■ **Data supplied**
----------------
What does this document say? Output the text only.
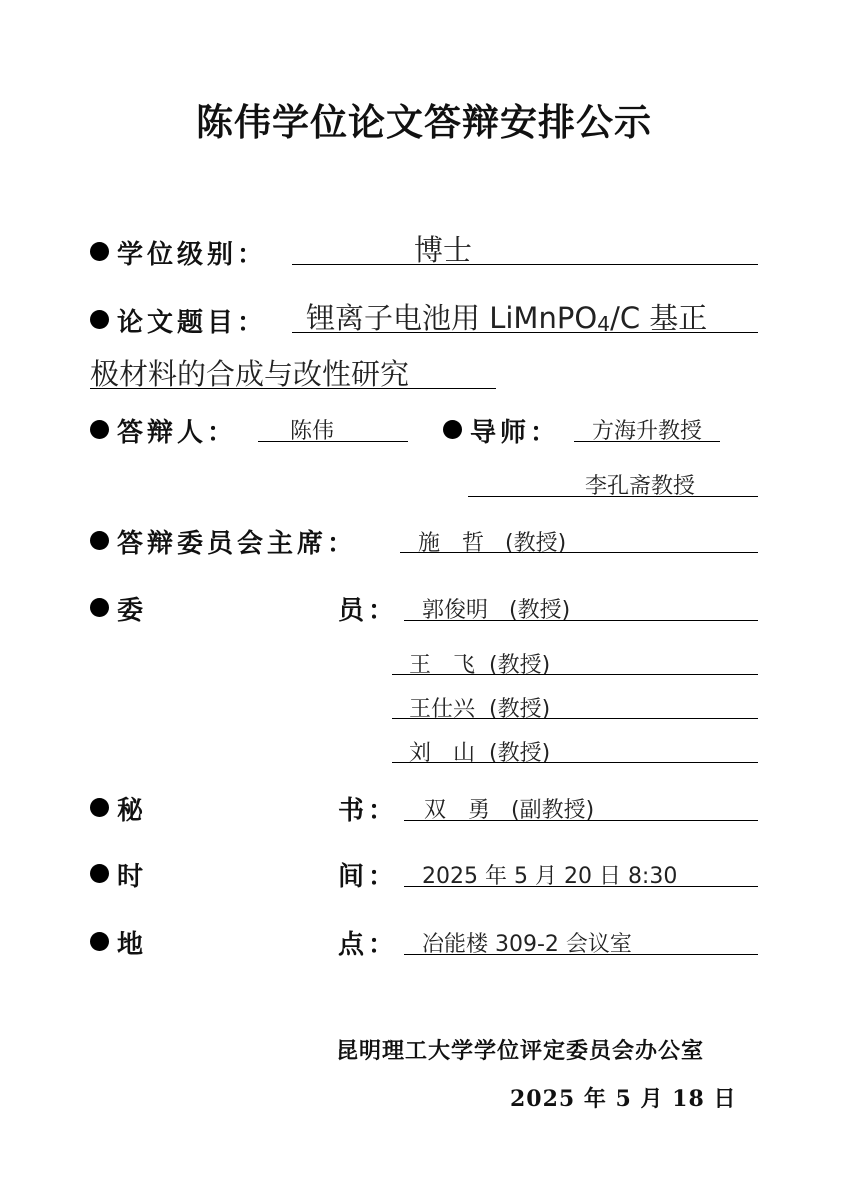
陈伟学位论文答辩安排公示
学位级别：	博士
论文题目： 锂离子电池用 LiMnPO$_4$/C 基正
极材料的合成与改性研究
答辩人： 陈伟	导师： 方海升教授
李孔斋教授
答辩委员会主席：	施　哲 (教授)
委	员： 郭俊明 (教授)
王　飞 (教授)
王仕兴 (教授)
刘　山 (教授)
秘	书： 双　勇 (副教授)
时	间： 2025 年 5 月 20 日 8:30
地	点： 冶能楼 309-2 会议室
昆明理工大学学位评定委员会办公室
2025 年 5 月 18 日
----------------
■ **Short problem**
Repeat the listing verbatim. Skip the pictures.

■ **Solution to this exercise**
What does this document say? Output the text only.
陈伟学位论文答辩安排公示
学位级别：	博士
论文题目： 锂离子电池用 LiMnPO$_4$/C 基正
极材料的合成与改性研究
答辩人： 陈伟	导师： 方海升教授
李孔斋教授
答辩委员会主席：	施　哲 (教授)
委	员： 郭俊明 (教授)
王　飞 (教授)
王仕兴 (教授)
刘　山 (教授)
秘	书： 双　勇 (副教授)
时	间： 2025 年 5 月 20 日 8:30
地	点： 冶能楼 309-2 会议室
昆明理工大学学位评定委员会办公室
2025 年 5 月 18 日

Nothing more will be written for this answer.